## Passage
As seen in df_uc_source
, the true, unbiased exposure-outcome
effect estimate = 2.
Usage
df_uc
Format
A dataframe with 100,000 rows and 7 columns:
- X_bi
binary exposure, 1 = present and 0 = absent
- X_cont
continuous exposure
- Y_bi
binary outcome corresponding to exposure X_bi, 1 = present and 0 = absent
- Y_cont
continuous outcome corresponding to exposure X_cont
- C1
1st confounder, 1 = present and 0 = absent
- C2
2nd confounder, 1 = present and 0 = absent
- C3
3rd confounder, 1 = present and 0 = absent
Simulated data with uncontrolled confounding and exposure misclassification
Description
Data containing two sources of bias, three known confounders, and
100,000 observations. This data is obtained from df_uc_em_source
by removing the columns X and U. The resulting data
corresponds to what a researcher would see in the real-world: a
misclassified exposure, Xstar, and missing data on a confounder
U. As seen in df_uc_em_source
, the true, unbiased
exposure-outcome odds ratio = 2.
Usage
df_uc_em
Format
A dataframe with 100,000 rows and 5 columns:
- Xstar
misclassified exposure, 1 = present and 0 = absent
- Y
outcome, 1 = present and 0 = absent
- C1
1st confounder, 1 = present and 0 = absent
- C2
2nd confounder, 1 = present and 0 = absent
- C3
3rd confounder, 1 = present and 0 = absent
Simulated data with uncontrolled confounding, exposure misclassification, and selection bias
Description
Data containing three sources of bias, three known confounders, and
100,000 observations. This data is obtained by sampling with replacement
with probability = S from df_uc_em_sel_source
then removing
the columns X, U, and S. The resulting data corresponds
to what a researcher would see in the real-world: a misclassified exposure,
Xstar; missing data on a confounder U; and missing data for
those not selected into the study (S=0). As seen in
df_uc_em_sel_source
, the true, unbiased exposure-outcome
odds ratio = 2.
Usage
df_uc_em_sel
Format
A dataframe with 100,000 rows and 5 columns:
- Xstar
misclassified exposure, 1 = present and 0 = absent
- Y
outcome, 1 = present and 0 = absent
- C1
1st confounder, 1 = present and 0 = absent
- C2
2nd confounder, 1 = present and 0 = absent
- C3
3rd confounder, 1 = present and 0 = absent
Data source for df_uc_em_sel
Description
Data with complete information on the three sources of bias, three known
confounders, and 100,000 observations. This data is used to derive
df_uc_em_sel
and can be used to obtain bias parameters for purposes
of validating the simultaneous multi-bias adjustment method with
df_uc_em_sel
. With this source data, the fitted regression
logit(P(Y=1)) = α0 + α1X + α2C1 + α3C2 + α4C3 + α5U
shows that the true, unbiased exposure-outcome odds ratio = 2.

## Given records
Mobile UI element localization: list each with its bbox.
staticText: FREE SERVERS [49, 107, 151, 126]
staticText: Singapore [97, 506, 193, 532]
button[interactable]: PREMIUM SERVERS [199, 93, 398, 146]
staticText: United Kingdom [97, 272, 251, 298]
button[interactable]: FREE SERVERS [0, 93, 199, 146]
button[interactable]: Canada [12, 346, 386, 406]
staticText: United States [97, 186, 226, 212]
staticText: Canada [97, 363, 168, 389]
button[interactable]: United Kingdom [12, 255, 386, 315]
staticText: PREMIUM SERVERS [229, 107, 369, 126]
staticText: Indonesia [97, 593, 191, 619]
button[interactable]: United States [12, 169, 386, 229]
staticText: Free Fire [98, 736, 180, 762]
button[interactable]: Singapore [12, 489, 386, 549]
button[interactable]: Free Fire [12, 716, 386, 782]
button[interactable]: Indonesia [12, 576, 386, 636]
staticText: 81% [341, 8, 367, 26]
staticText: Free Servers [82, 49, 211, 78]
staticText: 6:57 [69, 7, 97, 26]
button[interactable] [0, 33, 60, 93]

## Set problem
Please decide whether each statement below agrees with the dataset documentation. Answer yes or no for each, and quote the words from the documentation that settle it.
(a) The df_uc dataframe has 7 columns.
(b) df_uc_em_sel was obtained by sampling without replacement.
(c) df_uc_em comes from df_uc_em_source with the columns X and U removed.

## Final answer
(a) Yes: "A dataframe with 100,000 rows and 7 columns"
(b) No: "This data is obtained by sampling with replacement with probability = S from df_uc_em_sel_source"
(c) Yes: "This data is obtained from df_uc_em_source by removing the columns X and U."